Gather the lines from the material that contain "annotation".

TASK DATA ::
## BEGIN

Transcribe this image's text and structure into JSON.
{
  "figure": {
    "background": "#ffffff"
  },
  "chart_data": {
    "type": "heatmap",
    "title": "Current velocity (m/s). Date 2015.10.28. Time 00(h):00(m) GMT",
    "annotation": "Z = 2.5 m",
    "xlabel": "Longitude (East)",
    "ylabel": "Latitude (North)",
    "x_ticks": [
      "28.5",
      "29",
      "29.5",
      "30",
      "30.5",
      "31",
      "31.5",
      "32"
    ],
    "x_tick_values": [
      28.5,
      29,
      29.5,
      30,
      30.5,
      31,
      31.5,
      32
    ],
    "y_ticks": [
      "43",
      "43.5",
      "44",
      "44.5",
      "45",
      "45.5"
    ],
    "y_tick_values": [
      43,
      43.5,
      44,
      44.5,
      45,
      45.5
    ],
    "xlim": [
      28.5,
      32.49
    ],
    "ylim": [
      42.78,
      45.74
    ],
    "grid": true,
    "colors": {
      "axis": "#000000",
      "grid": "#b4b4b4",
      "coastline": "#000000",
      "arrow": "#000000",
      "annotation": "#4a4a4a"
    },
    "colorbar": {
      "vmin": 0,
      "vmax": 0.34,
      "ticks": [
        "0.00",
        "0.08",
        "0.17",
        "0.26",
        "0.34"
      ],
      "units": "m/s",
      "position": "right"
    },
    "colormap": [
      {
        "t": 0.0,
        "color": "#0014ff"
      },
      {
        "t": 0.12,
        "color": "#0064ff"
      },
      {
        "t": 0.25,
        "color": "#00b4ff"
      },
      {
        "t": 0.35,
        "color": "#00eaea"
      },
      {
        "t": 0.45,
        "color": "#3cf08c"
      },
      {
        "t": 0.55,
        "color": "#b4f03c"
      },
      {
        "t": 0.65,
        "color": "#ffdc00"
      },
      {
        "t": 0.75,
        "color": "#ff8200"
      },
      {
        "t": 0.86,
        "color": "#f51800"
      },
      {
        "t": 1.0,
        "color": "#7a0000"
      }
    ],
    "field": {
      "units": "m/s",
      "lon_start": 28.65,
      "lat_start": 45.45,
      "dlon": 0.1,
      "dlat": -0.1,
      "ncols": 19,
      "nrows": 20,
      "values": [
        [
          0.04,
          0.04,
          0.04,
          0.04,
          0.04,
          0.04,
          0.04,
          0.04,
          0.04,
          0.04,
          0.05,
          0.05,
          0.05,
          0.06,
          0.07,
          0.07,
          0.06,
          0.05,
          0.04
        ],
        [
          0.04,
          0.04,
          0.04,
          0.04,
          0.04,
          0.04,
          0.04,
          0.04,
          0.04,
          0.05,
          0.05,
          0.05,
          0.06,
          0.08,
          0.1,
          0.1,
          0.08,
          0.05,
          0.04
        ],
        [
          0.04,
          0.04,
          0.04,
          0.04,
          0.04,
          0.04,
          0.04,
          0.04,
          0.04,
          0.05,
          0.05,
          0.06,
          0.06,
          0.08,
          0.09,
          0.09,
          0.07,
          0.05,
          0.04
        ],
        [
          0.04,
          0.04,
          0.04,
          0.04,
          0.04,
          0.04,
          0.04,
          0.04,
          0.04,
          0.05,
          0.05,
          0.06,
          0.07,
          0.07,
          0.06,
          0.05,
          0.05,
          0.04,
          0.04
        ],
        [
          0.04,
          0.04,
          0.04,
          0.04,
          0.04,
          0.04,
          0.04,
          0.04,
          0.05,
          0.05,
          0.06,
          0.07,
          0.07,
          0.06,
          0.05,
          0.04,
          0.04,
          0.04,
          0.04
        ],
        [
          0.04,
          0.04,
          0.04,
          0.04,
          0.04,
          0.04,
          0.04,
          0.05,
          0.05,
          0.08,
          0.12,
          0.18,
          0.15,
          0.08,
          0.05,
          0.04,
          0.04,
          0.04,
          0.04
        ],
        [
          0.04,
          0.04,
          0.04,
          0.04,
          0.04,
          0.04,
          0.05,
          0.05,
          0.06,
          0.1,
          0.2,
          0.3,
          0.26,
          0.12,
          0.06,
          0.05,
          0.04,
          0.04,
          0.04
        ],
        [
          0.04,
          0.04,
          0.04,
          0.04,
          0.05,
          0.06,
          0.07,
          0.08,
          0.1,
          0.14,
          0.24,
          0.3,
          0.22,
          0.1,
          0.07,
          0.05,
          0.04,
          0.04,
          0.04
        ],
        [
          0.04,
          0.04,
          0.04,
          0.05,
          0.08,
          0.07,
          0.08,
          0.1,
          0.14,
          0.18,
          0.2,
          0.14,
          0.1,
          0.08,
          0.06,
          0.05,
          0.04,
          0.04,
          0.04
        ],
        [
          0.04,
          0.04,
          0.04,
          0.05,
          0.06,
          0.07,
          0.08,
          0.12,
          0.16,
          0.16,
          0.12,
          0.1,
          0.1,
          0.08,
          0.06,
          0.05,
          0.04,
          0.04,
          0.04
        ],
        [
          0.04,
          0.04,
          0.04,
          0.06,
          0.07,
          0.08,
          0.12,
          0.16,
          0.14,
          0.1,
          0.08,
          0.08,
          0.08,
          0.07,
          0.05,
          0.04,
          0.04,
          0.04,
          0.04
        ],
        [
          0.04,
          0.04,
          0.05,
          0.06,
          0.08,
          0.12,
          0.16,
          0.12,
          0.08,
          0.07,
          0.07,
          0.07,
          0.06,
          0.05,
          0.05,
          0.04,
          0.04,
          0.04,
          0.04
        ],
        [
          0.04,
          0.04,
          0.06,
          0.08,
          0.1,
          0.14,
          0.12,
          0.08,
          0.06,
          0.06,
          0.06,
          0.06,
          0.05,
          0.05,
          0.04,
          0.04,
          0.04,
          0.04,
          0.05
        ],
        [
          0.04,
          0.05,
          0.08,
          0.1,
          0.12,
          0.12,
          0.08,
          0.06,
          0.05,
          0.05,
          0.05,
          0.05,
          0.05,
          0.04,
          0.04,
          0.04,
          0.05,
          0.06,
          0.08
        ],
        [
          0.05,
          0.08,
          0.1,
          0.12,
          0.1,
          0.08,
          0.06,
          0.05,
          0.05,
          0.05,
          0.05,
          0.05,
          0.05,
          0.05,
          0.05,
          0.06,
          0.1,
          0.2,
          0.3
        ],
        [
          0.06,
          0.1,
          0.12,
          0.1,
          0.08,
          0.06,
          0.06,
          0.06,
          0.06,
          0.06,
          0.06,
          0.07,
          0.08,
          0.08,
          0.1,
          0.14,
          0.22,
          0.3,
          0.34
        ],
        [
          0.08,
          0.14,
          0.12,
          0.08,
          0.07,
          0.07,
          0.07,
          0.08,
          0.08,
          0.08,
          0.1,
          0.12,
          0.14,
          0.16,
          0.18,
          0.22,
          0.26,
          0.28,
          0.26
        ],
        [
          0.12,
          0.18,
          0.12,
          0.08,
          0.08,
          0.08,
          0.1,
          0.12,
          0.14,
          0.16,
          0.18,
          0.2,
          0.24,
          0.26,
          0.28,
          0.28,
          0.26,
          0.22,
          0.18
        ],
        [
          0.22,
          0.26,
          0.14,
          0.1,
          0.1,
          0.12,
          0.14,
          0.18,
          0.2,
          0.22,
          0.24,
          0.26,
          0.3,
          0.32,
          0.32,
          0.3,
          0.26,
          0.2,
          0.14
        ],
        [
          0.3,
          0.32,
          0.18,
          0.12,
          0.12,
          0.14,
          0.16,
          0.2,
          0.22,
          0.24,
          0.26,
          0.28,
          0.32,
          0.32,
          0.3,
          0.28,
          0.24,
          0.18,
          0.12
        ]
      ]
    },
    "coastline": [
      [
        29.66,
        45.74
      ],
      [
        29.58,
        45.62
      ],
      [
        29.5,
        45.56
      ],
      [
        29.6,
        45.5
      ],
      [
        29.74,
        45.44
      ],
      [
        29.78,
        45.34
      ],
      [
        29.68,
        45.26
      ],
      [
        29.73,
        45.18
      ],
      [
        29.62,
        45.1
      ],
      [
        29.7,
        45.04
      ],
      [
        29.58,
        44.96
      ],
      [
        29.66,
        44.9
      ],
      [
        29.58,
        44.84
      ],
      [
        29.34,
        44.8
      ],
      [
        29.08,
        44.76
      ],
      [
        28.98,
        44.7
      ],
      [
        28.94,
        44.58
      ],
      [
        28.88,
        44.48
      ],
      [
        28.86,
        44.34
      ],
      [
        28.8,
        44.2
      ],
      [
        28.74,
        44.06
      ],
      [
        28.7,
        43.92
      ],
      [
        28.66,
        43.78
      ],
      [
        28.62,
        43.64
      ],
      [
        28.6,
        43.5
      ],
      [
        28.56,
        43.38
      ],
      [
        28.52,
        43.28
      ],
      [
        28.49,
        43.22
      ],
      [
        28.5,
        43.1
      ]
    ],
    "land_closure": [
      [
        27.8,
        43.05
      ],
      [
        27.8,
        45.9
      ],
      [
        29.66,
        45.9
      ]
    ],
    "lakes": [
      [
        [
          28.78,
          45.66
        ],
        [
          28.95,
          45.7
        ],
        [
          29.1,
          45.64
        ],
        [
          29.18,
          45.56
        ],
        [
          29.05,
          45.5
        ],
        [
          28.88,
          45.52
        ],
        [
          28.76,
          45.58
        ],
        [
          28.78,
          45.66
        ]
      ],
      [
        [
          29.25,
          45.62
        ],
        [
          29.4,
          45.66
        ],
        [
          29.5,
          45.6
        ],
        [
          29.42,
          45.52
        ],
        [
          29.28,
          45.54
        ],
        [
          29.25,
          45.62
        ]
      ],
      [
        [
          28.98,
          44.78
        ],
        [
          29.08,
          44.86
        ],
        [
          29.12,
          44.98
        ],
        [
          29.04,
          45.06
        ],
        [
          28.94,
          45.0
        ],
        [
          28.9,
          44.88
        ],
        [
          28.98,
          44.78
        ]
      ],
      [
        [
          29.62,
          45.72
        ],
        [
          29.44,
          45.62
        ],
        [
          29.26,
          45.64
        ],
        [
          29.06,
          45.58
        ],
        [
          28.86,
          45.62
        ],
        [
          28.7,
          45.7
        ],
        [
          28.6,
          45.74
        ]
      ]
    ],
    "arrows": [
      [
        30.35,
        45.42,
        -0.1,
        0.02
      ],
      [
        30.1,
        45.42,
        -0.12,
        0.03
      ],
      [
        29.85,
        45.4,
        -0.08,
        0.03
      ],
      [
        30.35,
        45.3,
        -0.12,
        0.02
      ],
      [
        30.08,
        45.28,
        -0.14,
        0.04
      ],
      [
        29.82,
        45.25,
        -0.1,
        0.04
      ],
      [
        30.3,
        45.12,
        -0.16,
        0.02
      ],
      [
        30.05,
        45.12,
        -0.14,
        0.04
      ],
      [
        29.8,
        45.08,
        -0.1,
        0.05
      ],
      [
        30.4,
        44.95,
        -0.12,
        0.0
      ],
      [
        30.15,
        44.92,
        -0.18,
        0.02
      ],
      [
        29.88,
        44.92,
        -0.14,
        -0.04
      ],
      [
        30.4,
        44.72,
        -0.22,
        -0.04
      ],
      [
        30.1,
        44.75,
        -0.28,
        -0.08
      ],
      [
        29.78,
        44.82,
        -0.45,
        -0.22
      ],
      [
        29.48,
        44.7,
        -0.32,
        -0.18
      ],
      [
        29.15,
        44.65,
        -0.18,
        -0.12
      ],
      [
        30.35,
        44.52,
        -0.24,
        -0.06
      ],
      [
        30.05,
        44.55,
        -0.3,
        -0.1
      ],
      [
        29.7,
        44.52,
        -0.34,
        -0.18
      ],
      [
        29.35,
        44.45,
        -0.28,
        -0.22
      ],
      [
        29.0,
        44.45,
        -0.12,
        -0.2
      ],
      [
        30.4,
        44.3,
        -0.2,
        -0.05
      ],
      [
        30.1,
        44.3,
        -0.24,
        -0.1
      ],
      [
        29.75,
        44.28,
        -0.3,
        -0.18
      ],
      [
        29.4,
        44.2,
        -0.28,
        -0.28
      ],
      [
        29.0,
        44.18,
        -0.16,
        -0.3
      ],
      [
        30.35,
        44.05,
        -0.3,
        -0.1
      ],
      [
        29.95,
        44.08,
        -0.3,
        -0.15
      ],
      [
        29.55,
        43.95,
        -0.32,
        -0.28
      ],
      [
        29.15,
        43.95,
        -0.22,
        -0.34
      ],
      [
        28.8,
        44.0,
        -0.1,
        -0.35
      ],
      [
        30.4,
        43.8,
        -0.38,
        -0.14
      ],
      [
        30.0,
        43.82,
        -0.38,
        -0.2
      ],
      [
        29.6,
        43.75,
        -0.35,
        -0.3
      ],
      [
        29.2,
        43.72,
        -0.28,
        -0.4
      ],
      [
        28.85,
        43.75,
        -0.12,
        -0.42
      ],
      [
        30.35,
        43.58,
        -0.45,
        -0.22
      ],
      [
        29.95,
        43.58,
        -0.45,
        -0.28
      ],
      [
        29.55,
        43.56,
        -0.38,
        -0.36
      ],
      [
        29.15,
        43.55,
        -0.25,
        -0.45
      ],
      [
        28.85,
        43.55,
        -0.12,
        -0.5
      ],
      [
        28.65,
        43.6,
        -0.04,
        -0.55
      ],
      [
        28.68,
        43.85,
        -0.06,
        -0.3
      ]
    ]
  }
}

## END

TASK SOLUTION ::
    "annotation": "Z = 2.5 m",
      "annotation": "#4a4a4a"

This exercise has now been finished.